> _SUPPLIED RECORDS_:
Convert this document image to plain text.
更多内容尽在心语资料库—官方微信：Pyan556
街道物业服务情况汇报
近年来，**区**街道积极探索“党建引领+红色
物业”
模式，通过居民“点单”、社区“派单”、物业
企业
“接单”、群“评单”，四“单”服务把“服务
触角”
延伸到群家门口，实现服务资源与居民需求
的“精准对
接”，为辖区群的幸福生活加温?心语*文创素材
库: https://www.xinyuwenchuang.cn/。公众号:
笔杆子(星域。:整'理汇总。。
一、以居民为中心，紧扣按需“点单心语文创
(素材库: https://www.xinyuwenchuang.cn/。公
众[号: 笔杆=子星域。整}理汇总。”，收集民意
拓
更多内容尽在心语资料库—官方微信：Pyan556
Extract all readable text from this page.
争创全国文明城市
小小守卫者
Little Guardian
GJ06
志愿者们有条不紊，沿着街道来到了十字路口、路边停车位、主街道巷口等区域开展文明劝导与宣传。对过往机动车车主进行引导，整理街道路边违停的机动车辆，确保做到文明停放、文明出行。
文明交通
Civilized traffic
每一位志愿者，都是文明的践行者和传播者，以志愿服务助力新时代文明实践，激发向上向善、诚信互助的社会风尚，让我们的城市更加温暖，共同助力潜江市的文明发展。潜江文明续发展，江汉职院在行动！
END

> _WRITTEN TASK_:
Each entry above is to be quoted exactly.

> _CORRECT RESULT_:
Convert this document image to plain text.
更多内容尽在心语资料库—官方微信：Pyan556
街道物业服务情况汇报
近年来，**区**街道积极探索“党建引领+红色
物业”
模式，通过居民“点单”、社区“派单”、物业
企业
“接单”、群“评单”，四“单”服务把“服务
触角”
延伸到群家门口，实现服务资源与居民需求
的“精准对
接”，为辖区群的幸福生活加温?心语*文创素材
库: https://www.xinyuwenchuang.cn/。公众号:
笔杆子(星域。:整'理汇总。。
一、以居民为中心，紧扣按需“点单心语文创
(素材库: https://www.xinyuwenchuang.cn/。公
众[号: 笔杆=子星域。整}理汇总。”，收集民意
拓
更多内容尽在心语资料库—官方微信：Pyan556
Extract all readable text from this page.
争创全国文明城市
小小守卫者
Little Guardian
GJ06
志愿者们有条不紊，沿着街道来到了十字路口、路边停车位、主街道巷口等区域开展文明劝导与宣传。对过往机动车车主进行引导，整理街道路边违停的机动车辆，确保做到文明停放、文明出行。
文明交通
Civilized traffic
每一位志愿者，都是文明的践行者和传播者，以志愿服务助力新时代文明实践，激发向上向善、诚信互助的社会风尚，让我们的城市更加温暖，共同助力潜江市的文明发展。潜江文明续发展，江汉职院在行动！
END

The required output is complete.